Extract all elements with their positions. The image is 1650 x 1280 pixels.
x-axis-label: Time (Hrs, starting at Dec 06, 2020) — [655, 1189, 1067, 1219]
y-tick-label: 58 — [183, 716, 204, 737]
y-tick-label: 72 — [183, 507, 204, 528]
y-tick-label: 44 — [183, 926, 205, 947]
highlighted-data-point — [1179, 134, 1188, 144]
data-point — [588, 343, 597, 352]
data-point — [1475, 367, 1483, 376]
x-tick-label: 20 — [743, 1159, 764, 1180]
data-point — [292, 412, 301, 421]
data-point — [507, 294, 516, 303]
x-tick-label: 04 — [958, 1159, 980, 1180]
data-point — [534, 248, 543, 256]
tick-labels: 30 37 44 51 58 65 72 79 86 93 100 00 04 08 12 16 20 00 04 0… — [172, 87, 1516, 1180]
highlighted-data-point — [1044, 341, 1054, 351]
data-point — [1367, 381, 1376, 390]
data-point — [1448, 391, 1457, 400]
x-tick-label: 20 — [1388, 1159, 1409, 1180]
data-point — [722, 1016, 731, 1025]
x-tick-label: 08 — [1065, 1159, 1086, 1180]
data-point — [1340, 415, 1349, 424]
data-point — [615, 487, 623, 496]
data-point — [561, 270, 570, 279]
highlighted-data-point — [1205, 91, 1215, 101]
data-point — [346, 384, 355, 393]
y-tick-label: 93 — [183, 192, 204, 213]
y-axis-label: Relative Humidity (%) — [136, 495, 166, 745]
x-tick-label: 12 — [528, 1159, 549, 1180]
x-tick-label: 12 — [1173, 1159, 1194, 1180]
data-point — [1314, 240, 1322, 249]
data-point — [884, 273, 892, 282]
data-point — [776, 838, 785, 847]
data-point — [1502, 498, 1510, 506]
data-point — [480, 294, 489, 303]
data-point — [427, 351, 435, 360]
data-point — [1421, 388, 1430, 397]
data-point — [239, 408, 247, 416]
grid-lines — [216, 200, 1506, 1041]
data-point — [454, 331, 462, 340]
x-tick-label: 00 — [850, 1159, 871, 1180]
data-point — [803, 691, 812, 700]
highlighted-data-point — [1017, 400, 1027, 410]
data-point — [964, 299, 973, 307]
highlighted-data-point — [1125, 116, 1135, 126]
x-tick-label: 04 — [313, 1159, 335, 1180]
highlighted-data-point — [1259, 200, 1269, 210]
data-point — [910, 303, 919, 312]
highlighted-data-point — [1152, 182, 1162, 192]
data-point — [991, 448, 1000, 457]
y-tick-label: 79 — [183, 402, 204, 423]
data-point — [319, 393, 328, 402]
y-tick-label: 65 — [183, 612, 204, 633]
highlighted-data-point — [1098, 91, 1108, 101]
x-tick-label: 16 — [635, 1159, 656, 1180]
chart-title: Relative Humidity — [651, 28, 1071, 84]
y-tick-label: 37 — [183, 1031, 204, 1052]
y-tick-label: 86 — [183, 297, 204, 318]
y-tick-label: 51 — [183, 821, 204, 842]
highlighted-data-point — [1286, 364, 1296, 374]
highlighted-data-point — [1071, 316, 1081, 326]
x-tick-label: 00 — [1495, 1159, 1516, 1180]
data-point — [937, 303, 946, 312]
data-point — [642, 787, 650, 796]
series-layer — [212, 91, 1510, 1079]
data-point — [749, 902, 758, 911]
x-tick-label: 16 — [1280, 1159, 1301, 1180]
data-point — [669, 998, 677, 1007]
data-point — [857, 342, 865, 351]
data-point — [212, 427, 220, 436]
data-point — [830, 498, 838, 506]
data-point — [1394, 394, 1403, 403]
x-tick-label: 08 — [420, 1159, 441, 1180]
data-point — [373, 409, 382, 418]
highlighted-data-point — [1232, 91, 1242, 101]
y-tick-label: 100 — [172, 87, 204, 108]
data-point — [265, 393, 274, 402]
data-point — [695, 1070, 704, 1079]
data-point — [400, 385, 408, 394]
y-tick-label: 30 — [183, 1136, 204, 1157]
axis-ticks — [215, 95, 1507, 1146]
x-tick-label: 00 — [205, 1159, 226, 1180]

—————

### EXERCISE OBJECTIVE:
Edit the data from its first line through the line containing "data-point — [1314, 240, 1322, 249]", replacing each instance of "y-tick-label" with "vertical-axis-label" and leaving all else unchanged. Give only those lines.

### REPLY:
Extract all elements with their positions. The image is 1650 x 1280 pixels.
x-axis-label: Time (Hrs, starting at Dec 06, 2020) — [655, 1189, 1067, 1219]
vertical-axis-label: 58 — [183, 716, 204, 737]
vertical-axis-label: 72 — [183, 507, 204, 528]
vertical-axis-label: 44 — [183, 926, 205, 947]
highlighted-data-point — [1179, 134, 1188, 144]
data-point — [588, 343, 597, 352]
data-point — [1475, 367, 1483, 376]
x-tick-label: 20 — [743, 1159, 764, 1180]
data-point — [292, 412, 301, 421]
data-point — [507, 294, 516, 303]
x-tick-label: 04 — [958, 1159, 980, 1180]
data-point — [534, 248, 543, 256]
tick-labels: 30 37 44 51 58 65 72 79 86 93 100 00 04 08 12 16 20 00 04 0… — [172, 87, 1516, 1180]
highlighted-data-point — [1044, 341, 1054, 351]
data-point — [1367, 381, 1376, 390]
data-point — [1448, 391, 1457, 400]
x-tick-label: 20 — [1388, 1159, 1409, 1180]
data-point — [722, 1016, 731, 1025]
x-tick-label: 08 — [1065, 1159, 1086, 1180]
data-point — [1340, 415, 1349, 424]
data-point — [615, 487, 623, 496]
data-point — [561, 270, 570, 279]
highlighted-data-point — [1205, 91, 1215, 101]
data-point — [346, 384, 355, 393]
vertical-axis-label: 93 — [183, 192, 204, 213]
y-axis-label: Relative Humidity (%) — [136, 495, 166, 745]
x-tick-label: 12 — [528, 1159, 549, 1180]
x-tick-label: 12 — [1173, 1159, 1194, 1180]
data-point — [1314, 240, 1322, 249]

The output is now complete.